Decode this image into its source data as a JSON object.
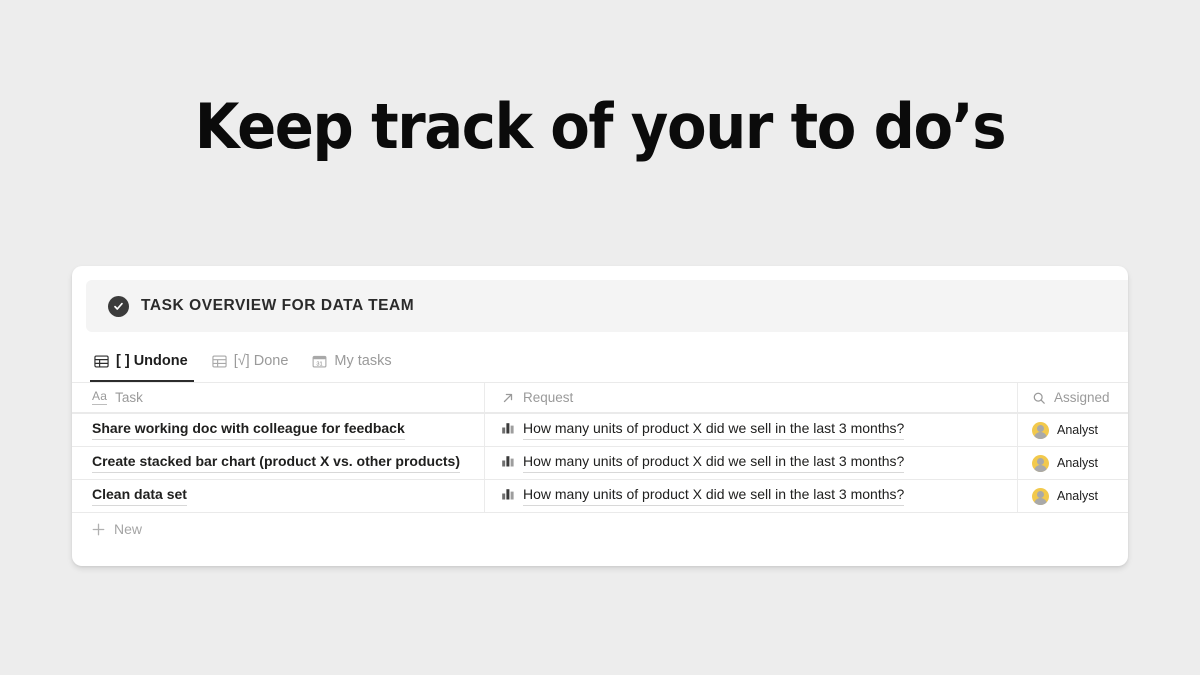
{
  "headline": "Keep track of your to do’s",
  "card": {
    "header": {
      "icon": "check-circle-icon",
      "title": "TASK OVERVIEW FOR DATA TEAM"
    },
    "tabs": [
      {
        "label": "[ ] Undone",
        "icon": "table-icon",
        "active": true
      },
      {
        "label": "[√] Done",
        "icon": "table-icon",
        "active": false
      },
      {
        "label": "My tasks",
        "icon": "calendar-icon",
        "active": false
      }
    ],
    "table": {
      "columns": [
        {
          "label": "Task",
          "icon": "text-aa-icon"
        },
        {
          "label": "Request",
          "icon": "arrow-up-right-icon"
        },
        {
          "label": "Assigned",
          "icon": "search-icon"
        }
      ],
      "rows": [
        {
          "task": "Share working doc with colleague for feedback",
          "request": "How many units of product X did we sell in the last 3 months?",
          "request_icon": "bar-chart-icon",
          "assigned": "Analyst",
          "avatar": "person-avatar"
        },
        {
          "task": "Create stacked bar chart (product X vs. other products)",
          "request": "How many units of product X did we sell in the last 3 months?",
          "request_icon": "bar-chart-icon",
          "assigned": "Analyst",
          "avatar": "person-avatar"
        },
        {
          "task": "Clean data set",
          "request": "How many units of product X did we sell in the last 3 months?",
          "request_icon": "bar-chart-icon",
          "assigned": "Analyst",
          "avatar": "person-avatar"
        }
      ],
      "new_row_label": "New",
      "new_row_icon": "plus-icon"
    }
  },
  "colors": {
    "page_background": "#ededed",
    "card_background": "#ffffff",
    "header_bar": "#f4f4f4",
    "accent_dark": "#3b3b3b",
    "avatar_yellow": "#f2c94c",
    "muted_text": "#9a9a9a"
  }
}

★ ★ ★ ★

Copy the data character for character, but drop all pictures from the copy.

Decode this image into its source data as a JSON object.
{
  "headline": "Keep track of your to do’s",
  "card": {
    "header": {
      "icon": "check-circle-icon",
      "title": "TASK OVERVIEW FOR DATA TEAM"
    },
    "tabs": [
      {
        "label": "[ ] Undone",
        "icon": "table-icon",
        "active": true
      },
      {
        "label": "[√] Done",
        "icon": "table-icon",
        "active": false
      },
      {
        "label": "My tasks",
        "icon": "calendar-icon",
        "active": false
      }
    ],
    "table": {
      "columns": [
        {
          "label": "Task",
          "icon": "text-aa-icon"
        },
        {
          "label": "Request",
          "icon": "arrow-up-right-icon"
        },
        {
          "label": "Assigned",
          "icon": "search-icon"
        }
      ],
      "rows": [
        {
          "task": "Share working doc with colleague for feedback",
          "request": "How many units of product X did we sell in the last 3 months?",
          "request_icon": "bar-chart-icon",
          "assigned": "Analyst",
          "avatar": "person-avatar"
        },
        {
          "task": "Create stacked bar chart (product X vs. other products)",
          "request": "How many units of product X did we sell in the last 3 months?",
          "request_icon": "bar-chart-icon",
          "assigned": "Analyst",
          "avatar": "person-avatar"
        },
        {
          "task": "Clean data set",
          "request": "How many units of product X did we sell in the last 3 months?",
          "request_icon": "bar-chart-icon",
          "assigned": "Analyst",
          "avatar": "person-avatar"
        }
      ],
      "new_row_label": "New",
      "new_row_icon": "plus-icon"
    }
  },
  "colors": {
    "page_background": "#ededed",
    "card_background": "#ffffff",
    "header_bar": "#f4f4f4",
    "accent_dark": "#3b3b3b",
    "avatar_yellow": "#f2c94c",
    "muted_text": "#9a9a9a"
  }
}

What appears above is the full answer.